GOAL —
Find every line of the listing below where "simpliciter" appears, and copy it.

RECORDS —
_ _ _ _ _ _ _
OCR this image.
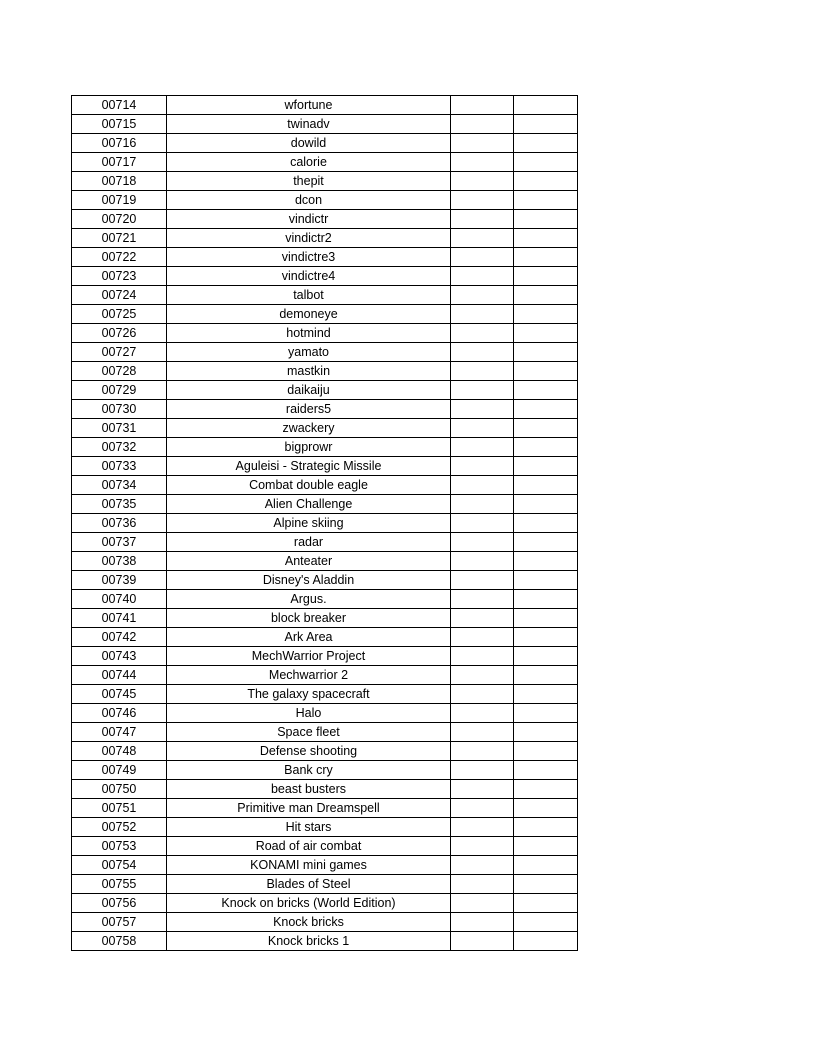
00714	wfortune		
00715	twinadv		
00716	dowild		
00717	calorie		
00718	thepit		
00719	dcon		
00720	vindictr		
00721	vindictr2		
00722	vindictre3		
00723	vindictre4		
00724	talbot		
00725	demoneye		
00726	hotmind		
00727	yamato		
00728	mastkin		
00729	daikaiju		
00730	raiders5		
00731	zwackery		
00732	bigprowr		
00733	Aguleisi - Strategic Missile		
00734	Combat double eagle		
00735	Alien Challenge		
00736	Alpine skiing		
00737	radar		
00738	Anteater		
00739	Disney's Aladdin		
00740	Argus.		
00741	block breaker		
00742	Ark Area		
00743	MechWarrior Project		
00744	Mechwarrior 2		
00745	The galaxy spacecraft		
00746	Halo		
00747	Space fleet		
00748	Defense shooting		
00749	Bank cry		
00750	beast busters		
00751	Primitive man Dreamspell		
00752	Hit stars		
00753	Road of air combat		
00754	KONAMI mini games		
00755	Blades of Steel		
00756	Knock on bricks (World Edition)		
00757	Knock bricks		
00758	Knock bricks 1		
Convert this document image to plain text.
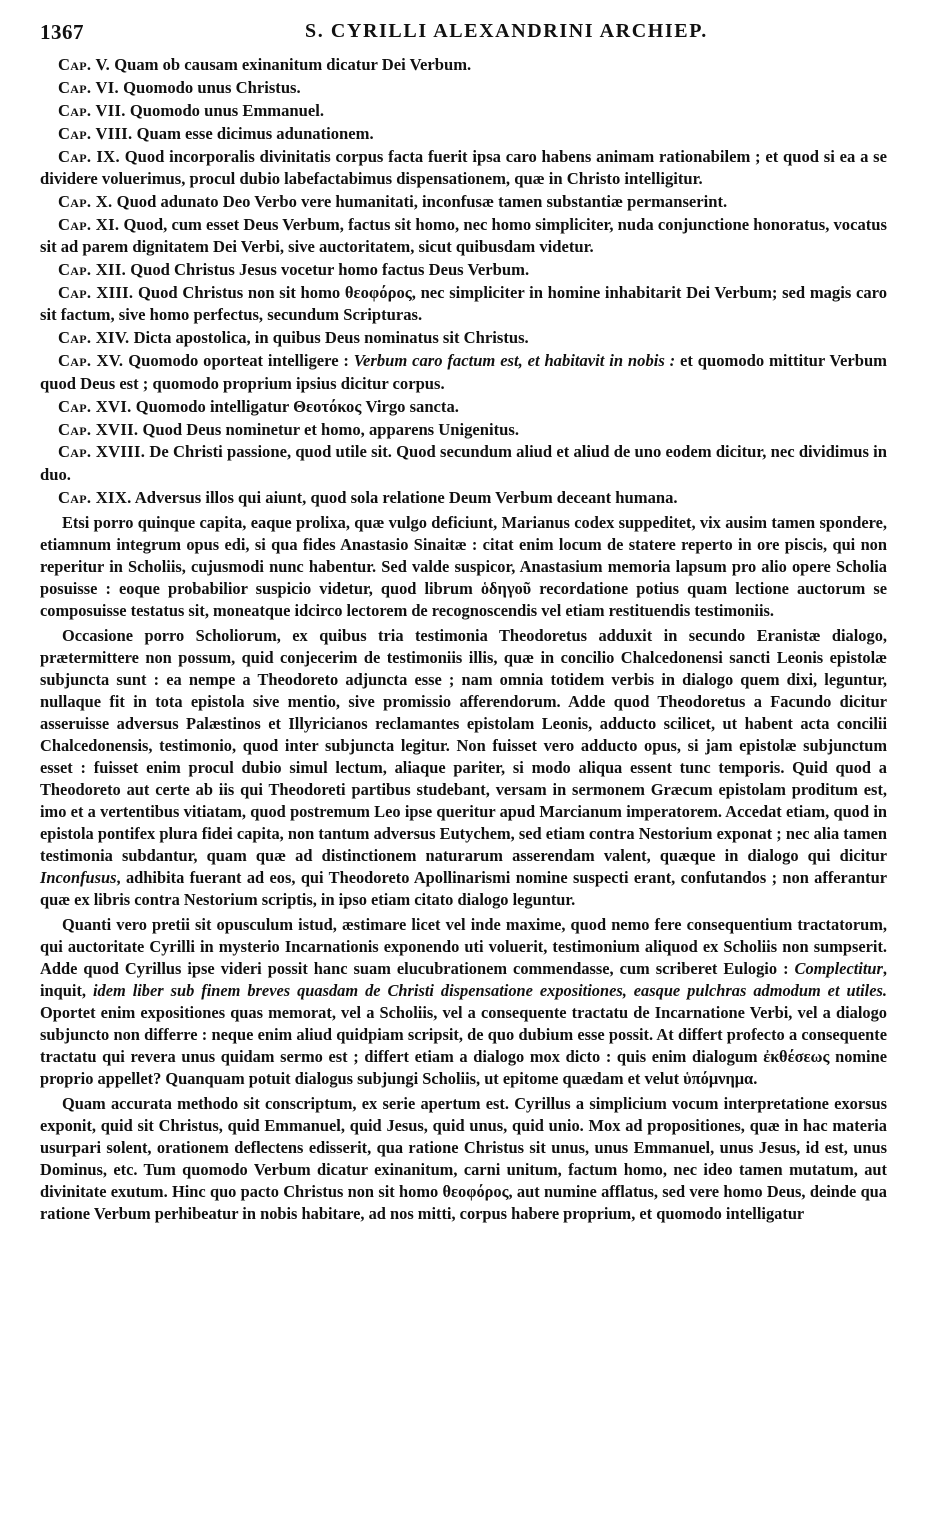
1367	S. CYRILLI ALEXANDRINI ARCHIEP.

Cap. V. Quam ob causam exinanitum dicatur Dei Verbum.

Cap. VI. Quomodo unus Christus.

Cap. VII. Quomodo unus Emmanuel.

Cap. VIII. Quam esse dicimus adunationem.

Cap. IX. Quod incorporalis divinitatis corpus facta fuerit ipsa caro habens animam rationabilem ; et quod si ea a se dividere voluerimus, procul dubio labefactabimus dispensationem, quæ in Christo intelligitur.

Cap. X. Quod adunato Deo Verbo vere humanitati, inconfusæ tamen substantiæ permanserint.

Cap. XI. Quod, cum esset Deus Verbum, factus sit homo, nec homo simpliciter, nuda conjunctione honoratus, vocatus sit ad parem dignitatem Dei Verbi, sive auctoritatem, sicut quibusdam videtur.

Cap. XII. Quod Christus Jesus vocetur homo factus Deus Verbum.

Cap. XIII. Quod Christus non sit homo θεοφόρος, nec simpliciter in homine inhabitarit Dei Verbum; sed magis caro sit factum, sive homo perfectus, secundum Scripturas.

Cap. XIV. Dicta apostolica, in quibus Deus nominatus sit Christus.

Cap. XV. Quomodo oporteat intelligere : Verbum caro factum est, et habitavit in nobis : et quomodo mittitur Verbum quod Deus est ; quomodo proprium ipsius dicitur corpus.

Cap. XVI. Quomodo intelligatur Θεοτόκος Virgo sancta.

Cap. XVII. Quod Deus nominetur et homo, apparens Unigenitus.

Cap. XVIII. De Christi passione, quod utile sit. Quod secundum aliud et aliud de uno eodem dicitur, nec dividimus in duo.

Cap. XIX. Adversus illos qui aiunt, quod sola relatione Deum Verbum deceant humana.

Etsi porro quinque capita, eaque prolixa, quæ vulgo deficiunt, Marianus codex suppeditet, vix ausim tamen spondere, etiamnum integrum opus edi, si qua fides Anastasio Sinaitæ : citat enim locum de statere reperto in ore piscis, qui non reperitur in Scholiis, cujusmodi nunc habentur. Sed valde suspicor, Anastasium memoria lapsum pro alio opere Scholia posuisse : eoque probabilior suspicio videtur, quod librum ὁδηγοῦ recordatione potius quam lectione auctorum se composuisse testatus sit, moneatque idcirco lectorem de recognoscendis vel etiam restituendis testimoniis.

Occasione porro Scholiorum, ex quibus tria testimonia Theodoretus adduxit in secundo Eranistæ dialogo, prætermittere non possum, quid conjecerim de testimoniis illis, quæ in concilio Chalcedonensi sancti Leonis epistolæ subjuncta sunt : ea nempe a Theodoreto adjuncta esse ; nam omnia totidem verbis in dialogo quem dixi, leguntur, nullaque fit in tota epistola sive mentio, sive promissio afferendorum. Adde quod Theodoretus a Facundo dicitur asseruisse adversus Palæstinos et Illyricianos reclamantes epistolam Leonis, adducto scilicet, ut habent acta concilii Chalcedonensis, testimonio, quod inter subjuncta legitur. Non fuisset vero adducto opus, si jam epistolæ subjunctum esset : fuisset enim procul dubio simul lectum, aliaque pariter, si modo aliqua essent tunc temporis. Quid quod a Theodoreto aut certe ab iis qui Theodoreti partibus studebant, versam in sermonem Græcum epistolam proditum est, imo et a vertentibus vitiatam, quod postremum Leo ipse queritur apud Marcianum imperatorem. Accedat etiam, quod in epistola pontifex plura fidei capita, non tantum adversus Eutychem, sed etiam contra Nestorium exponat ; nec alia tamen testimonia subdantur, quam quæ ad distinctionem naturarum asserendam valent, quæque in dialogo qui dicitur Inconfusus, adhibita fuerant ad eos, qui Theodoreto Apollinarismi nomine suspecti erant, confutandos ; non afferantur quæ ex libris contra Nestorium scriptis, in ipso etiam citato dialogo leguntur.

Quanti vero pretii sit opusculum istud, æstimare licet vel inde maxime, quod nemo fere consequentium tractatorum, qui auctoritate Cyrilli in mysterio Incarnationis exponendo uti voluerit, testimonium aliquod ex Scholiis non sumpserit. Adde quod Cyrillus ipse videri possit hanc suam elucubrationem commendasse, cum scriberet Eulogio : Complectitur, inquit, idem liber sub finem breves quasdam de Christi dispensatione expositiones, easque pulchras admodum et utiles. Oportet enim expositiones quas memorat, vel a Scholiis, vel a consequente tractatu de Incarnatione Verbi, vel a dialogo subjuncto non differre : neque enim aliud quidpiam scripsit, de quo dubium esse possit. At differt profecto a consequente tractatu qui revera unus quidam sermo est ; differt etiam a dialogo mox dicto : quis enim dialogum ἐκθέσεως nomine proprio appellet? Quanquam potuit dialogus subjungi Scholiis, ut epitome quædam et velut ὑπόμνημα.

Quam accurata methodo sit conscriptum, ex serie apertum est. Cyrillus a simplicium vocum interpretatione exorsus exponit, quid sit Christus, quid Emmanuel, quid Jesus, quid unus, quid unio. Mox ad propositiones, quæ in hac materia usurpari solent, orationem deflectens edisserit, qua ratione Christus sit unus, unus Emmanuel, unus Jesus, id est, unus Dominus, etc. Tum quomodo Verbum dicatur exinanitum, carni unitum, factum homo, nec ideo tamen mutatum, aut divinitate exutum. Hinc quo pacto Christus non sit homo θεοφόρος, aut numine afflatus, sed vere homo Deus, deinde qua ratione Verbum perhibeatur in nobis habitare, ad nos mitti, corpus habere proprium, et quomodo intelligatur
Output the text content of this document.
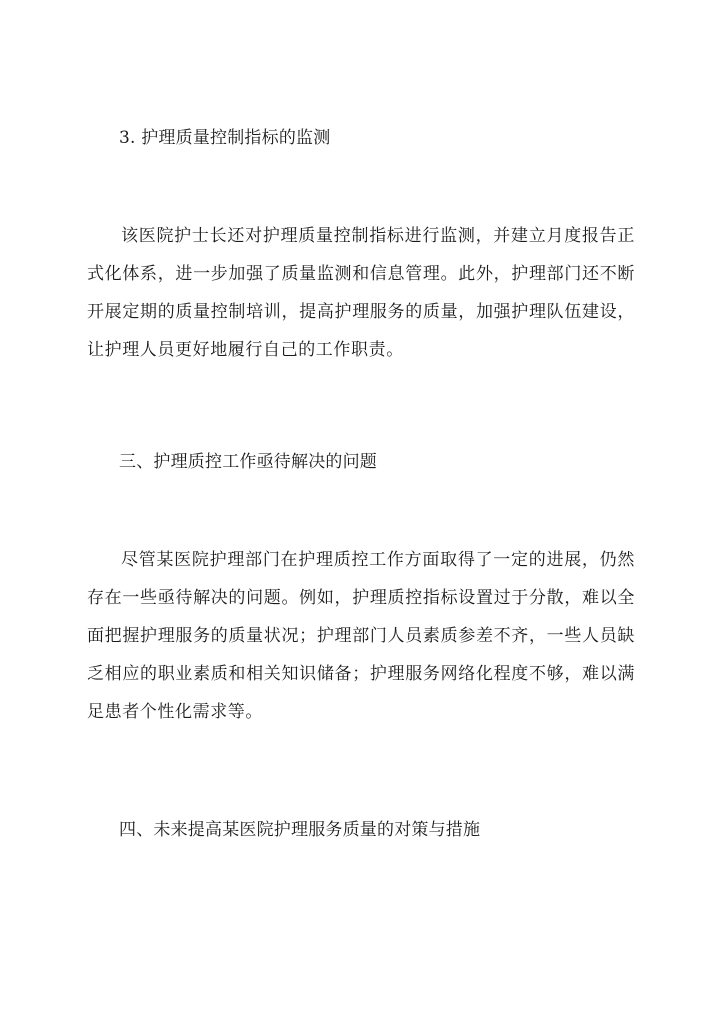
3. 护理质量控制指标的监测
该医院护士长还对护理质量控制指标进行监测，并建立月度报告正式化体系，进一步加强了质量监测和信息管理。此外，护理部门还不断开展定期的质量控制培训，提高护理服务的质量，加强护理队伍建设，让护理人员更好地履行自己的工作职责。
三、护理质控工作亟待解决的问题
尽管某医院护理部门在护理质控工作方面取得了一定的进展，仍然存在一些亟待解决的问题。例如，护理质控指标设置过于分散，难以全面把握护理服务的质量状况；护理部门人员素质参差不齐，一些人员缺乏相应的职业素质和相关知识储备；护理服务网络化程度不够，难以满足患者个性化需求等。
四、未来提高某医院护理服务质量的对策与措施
_ _ _ _ _ _ _
RESULT FOR THIS TASK —
Cap. XI. Quod, cum esset Deus Verbum, factus sit homo, nec homo simpliciter, nuda conjunctione honoratus, vocatus sit ad parem dignitatem Dei Verbi, sive auctoritatem, sicut quibusdam videtur.
Cap. XIII. Quod Christus non sit homo θεοφόρος, nec simpliciter in homine inhabitarit Dei Verbum; sed magis caro sit factum, sive homo perfectus, secundum Scripturas.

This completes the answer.